## [Job]
Wherever "Dialogforum" appears in a line, copy that line.

## [Listed entries]
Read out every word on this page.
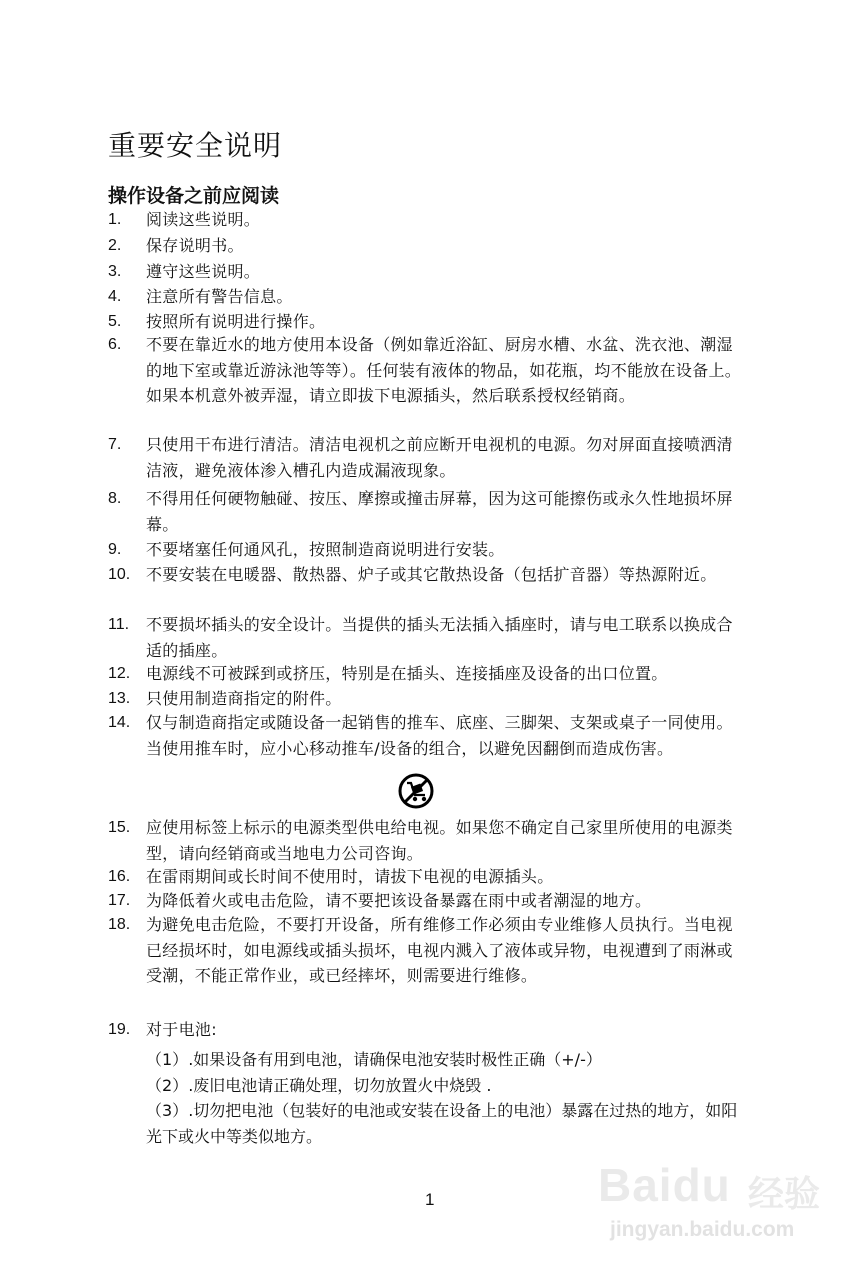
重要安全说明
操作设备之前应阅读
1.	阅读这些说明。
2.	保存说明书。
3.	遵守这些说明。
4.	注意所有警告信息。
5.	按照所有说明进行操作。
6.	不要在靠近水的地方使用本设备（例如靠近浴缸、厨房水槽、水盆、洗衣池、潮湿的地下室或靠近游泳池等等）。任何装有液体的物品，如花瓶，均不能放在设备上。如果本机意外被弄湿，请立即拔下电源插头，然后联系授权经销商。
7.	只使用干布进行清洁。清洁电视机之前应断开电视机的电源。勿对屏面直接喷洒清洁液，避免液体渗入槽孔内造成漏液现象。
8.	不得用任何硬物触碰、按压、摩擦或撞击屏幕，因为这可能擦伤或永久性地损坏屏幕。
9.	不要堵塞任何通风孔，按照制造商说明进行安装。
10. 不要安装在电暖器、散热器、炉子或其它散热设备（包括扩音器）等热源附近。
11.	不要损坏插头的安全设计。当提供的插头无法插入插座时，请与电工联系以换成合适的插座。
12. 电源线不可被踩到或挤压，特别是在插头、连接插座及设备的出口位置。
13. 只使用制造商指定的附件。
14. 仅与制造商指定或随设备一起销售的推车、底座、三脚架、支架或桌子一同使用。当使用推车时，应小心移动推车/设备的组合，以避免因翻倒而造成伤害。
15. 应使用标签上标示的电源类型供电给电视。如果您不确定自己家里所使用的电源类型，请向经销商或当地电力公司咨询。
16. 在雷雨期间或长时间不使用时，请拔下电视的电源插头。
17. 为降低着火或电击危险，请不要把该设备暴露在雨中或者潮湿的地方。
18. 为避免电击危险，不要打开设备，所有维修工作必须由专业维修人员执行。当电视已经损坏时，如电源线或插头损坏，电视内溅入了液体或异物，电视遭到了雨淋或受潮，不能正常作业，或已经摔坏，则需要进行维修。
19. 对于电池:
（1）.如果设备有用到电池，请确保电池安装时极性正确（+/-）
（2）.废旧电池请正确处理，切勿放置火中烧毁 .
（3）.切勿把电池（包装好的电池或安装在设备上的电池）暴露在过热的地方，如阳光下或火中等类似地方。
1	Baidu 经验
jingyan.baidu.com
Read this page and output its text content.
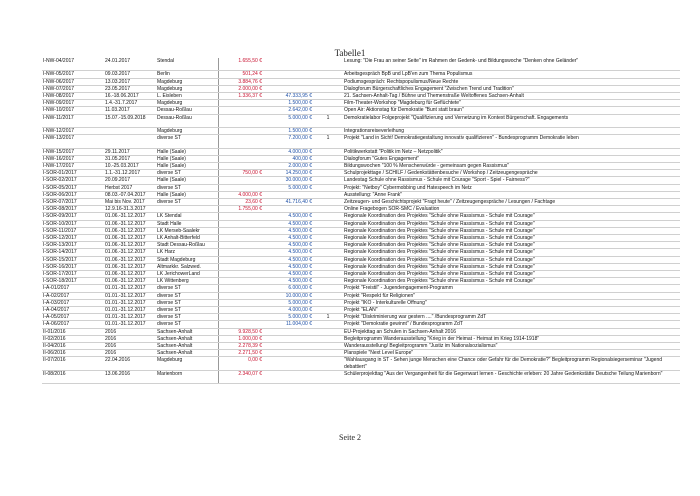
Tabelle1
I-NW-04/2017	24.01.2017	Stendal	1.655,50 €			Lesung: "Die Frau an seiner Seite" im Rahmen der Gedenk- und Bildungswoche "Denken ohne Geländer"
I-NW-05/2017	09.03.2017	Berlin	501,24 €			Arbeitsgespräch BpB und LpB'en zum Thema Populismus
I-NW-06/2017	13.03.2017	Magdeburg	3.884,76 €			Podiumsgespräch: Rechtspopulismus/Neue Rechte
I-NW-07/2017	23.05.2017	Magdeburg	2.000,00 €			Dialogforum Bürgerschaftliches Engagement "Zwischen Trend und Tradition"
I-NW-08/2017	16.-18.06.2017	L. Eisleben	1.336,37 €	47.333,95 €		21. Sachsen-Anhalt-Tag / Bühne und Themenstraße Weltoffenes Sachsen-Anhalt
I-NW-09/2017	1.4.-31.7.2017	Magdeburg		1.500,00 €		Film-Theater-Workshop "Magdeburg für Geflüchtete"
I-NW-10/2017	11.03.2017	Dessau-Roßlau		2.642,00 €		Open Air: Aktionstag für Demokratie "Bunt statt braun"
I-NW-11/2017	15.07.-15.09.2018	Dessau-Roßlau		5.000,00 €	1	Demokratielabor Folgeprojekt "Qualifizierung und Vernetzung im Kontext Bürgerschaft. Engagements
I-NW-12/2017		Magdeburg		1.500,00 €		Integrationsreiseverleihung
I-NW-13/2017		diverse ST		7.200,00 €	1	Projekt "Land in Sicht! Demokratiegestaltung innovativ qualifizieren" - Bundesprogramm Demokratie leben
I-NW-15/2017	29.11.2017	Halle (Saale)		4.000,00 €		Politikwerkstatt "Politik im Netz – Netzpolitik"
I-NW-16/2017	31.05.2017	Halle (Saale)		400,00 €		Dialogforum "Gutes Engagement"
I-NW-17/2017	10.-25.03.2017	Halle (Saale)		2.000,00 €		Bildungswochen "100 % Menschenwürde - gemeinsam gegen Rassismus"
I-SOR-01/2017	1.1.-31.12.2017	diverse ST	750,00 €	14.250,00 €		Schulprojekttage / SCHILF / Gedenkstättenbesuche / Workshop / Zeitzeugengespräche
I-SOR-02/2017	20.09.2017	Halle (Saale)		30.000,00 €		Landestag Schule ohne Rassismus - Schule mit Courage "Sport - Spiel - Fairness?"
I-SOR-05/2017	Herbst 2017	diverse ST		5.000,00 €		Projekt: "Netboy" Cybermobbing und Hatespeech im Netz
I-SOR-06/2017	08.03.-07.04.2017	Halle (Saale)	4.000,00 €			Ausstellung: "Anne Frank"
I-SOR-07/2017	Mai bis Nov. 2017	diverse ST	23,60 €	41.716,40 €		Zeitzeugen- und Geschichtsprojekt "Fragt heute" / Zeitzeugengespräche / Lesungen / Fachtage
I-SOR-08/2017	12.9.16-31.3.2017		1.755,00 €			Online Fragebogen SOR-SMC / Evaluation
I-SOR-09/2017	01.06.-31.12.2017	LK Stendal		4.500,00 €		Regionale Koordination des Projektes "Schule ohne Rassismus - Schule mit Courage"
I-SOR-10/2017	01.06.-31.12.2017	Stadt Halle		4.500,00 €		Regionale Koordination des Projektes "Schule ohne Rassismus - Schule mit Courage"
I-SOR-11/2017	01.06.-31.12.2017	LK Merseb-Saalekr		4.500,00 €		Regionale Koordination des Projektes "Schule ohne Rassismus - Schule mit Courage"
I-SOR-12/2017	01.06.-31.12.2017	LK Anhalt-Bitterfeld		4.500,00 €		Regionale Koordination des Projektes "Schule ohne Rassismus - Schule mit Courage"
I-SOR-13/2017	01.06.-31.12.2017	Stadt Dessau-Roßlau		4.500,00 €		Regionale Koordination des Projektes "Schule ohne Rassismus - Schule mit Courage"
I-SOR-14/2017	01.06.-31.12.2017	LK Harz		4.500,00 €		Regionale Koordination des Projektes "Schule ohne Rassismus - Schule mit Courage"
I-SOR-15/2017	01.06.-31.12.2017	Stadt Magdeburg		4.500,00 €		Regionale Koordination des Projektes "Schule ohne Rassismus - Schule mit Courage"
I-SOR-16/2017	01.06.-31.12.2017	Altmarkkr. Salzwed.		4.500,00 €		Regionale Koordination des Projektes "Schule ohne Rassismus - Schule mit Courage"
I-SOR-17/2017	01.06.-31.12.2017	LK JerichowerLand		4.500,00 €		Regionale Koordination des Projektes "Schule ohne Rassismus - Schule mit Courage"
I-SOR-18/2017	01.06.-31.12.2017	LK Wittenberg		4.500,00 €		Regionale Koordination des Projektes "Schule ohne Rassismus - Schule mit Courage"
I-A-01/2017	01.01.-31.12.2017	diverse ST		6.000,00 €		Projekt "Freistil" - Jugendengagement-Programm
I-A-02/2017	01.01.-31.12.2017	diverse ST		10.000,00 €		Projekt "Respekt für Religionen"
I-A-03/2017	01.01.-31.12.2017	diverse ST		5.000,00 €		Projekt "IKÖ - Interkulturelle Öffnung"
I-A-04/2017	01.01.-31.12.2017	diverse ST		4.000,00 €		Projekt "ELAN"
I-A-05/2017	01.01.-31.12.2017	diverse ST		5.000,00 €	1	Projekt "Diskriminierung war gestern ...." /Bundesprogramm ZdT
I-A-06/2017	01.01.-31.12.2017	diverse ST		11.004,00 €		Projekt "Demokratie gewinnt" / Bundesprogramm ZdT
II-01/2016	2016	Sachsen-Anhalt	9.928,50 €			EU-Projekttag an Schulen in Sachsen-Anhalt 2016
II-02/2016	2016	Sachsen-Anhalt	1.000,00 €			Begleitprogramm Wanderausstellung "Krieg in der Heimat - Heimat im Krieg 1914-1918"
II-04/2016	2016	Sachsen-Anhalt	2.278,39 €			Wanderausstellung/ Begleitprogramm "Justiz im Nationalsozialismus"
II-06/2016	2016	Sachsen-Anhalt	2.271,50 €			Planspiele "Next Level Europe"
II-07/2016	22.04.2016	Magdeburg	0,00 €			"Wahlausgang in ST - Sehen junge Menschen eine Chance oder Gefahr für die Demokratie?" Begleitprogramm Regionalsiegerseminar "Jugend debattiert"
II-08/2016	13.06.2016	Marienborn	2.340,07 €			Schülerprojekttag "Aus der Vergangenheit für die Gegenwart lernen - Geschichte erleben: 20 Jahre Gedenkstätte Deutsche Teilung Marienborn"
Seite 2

## [Output of the task]
I-NW-07/2017	23.05.2017	Magdeburg	2.000,00 €			Dialogforum Bürgerschaftliches Engagement "Zwischen Trend und Tradition"
I-NW-16/2017	31.05.2017	Halle (Saale)		400,00 €		Dialogforum "Gutes Engagement"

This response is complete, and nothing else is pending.